What is required ▸
Rewrite the rows from the start down to the line containing "legend-swatch: [492, 206, 530, 238]", with both ends included. Change "legend-label" to "key-label" and leave everything else unchanged.

Dataset content ▸
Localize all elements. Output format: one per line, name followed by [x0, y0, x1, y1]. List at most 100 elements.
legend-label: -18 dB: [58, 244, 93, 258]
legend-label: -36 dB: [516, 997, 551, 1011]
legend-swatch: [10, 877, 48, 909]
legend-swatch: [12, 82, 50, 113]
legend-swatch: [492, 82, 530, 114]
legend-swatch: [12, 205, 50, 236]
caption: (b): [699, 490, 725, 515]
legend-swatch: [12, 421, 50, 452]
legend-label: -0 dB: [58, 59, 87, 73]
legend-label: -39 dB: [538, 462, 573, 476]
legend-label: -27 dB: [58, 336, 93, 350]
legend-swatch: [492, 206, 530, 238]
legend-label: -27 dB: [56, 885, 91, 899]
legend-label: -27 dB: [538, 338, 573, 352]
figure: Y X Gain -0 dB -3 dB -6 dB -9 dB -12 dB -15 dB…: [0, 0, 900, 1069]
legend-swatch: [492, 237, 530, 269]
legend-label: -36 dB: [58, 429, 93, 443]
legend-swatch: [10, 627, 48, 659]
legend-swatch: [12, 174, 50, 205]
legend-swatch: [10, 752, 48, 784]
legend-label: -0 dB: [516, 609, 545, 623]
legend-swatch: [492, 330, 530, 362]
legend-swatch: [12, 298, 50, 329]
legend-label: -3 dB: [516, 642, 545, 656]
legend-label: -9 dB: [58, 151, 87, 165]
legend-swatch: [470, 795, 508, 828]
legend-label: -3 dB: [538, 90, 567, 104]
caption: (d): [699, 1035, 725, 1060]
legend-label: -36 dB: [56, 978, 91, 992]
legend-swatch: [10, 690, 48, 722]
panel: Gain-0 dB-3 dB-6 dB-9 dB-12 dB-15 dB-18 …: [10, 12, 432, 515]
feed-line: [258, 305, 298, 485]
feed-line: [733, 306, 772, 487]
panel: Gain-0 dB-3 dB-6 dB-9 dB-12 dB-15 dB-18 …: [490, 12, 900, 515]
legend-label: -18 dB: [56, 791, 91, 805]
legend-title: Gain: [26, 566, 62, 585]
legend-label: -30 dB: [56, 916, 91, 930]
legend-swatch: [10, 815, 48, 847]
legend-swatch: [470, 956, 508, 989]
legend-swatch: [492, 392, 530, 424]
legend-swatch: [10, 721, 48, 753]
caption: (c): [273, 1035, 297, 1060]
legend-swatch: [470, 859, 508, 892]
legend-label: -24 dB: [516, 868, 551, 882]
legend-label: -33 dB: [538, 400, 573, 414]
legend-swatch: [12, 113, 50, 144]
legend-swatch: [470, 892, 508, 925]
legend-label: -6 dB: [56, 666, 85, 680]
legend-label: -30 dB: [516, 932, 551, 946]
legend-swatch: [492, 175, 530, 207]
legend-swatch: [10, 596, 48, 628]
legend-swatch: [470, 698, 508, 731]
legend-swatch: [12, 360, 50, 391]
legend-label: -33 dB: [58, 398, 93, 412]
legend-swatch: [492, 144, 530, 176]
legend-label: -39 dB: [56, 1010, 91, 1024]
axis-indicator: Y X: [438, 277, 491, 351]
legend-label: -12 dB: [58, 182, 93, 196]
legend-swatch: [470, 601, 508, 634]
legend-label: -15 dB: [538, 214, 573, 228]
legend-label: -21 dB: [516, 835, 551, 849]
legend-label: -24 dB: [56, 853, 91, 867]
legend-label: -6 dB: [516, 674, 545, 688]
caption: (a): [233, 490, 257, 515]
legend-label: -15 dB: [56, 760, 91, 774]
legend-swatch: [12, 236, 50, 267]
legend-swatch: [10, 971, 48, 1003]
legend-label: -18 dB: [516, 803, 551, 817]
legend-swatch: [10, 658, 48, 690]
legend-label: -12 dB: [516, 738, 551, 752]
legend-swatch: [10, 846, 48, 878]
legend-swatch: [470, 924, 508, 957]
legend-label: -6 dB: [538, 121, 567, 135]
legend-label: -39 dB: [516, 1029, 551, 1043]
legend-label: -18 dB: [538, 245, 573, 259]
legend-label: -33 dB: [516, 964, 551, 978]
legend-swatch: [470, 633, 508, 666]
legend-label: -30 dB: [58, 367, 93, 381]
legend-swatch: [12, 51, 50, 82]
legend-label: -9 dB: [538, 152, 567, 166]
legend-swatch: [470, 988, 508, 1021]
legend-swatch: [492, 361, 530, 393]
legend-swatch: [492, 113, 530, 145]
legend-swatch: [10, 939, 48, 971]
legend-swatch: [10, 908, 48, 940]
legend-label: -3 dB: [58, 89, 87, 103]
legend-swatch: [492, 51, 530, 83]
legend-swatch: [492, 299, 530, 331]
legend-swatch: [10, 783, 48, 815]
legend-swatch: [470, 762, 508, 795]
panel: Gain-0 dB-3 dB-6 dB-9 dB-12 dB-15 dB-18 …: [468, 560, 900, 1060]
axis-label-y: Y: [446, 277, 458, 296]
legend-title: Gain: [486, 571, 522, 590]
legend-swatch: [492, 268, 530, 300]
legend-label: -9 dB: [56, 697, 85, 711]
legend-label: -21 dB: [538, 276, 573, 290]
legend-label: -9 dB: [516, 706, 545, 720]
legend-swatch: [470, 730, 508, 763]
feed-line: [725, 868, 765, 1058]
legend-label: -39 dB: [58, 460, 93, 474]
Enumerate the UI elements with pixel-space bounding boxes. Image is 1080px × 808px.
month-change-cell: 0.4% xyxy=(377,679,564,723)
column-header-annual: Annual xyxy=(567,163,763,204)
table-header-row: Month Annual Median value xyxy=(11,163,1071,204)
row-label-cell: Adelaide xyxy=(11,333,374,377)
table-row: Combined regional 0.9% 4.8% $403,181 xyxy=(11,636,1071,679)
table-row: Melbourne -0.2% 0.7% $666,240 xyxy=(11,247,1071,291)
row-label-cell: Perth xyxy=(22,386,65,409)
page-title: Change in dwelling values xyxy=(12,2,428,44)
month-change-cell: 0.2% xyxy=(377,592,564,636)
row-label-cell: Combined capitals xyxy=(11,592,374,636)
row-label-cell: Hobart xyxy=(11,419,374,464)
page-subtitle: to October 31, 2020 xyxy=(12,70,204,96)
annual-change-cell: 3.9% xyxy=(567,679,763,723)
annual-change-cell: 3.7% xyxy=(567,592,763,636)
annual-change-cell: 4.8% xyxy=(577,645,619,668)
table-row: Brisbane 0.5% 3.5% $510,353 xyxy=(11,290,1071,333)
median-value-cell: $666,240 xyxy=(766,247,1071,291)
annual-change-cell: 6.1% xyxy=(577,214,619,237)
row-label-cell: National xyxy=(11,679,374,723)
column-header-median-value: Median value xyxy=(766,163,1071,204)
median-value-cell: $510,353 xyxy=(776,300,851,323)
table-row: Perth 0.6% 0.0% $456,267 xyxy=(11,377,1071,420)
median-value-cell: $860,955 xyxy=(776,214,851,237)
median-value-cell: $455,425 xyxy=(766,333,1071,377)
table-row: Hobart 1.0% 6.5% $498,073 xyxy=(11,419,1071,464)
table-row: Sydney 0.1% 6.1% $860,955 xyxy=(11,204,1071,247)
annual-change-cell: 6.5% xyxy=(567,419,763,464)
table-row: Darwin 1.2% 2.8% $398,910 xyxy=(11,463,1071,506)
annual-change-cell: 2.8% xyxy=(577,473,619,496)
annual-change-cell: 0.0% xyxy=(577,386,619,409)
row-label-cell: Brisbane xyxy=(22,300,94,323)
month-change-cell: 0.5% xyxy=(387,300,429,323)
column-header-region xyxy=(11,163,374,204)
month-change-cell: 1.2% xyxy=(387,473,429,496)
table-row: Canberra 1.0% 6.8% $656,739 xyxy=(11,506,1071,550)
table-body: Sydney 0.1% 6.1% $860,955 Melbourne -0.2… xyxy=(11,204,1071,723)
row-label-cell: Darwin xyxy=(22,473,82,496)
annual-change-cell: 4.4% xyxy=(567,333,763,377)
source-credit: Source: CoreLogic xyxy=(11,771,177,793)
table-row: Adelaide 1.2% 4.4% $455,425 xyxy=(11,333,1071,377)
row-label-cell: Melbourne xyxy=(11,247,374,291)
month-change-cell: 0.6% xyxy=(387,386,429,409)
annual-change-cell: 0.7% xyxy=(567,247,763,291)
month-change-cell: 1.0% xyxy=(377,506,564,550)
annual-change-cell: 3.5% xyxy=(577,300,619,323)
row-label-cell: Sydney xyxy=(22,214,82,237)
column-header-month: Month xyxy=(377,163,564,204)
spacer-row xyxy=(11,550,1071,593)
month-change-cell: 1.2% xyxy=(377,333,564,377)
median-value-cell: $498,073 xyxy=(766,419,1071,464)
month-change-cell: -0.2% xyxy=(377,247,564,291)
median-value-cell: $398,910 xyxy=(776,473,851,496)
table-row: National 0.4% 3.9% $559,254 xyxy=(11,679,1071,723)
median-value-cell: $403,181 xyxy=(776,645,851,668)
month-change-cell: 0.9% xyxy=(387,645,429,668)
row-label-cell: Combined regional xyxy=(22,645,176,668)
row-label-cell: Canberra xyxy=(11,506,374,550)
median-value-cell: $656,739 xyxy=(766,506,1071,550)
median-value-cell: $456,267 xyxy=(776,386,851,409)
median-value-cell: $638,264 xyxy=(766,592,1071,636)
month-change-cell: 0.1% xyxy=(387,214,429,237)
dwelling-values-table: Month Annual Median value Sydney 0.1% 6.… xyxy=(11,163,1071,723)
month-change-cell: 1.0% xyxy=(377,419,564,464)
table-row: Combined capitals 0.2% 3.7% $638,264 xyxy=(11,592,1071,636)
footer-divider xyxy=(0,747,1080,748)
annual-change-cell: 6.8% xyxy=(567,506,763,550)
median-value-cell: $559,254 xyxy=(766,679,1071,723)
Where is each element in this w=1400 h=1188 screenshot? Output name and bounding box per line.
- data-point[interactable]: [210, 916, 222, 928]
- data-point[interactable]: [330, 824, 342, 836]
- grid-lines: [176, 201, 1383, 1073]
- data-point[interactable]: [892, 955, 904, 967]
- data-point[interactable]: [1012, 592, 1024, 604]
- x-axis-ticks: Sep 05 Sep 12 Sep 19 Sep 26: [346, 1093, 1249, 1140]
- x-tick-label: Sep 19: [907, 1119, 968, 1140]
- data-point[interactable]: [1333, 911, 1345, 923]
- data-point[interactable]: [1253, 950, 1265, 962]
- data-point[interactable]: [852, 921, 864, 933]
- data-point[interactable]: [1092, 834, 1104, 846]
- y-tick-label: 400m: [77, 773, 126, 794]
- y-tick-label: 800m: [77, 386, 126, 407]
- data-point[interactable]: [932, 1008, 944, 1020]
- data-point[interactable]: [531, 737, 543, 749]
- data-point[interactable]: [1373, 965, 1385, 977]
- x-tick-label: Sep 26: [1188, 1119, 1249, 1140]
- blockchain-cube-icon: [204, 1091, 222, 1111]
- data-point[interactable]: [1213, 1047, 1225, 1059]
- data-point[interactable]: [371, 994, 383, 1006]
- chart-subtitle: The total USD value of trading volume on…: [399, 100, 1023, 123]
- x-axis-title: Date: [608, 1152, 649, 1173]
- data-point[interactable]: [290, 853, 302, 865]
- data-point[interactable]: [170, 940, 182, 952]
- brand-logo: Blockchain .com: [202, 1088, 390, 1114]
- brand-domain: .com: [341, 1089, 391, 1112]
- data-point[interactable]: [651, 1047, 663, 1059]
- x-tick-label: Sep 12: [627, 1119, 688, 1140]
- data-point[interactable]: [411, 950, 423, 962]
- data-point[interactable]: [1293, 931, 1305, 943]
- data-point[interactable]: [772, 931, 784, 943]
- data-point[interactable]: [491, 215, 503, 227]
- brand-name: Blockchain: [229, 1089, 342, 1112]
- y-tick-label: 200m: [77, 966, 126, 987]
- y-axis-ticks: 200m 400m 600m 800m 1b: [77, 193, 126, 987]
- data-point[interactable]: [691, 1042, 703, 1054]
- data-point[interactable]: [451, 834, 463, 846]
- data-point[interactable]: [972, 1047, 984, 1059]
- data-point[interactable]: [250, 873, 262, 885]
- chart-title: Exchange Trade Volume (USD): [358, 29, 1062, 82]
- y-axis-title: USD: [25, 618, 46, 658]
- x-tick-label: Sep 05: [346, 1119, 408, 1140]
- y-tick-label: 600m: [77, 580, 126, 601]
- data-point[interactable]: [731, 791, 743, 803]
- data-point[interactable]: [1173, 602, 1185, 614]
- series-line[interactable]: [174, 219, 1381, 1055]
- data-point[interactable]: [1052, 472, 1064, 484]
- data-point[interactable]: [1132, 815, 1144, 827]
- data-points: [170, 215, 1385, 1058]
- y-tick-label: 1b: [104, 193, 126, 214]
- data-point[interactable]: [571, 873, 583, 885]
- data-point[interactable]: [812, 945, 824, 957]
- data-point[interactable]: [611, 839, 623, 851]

Response to the task ▸
Localize all elements. Output format: one per line, name followed by [x0, y0, x1, y1]. List at most 100 elements.
key-label: -18 dB: [58, 244, 93, 258]
key-label: -36 dB: [516, 997, 551, 1011]
legend-swatch: [10, 877, 48, 909]
legend-swatch: [12, 82, 50, 113]
legend-swatch: [492, 82, 530, 114]
legend-swatch: [12, 205, 50, 236]
caption: (b): [699, 490, 725, 515]
legend-swatch: [12, 421, 50, 452]
key-label: -0 dB: [58, 59, 87, 73]
key-label: -39 dB: [538, 462, 573, 476]
key-label: -27 dB: [58, 336, 93, 350]
legend-swatch: [492, 206, 530, 238]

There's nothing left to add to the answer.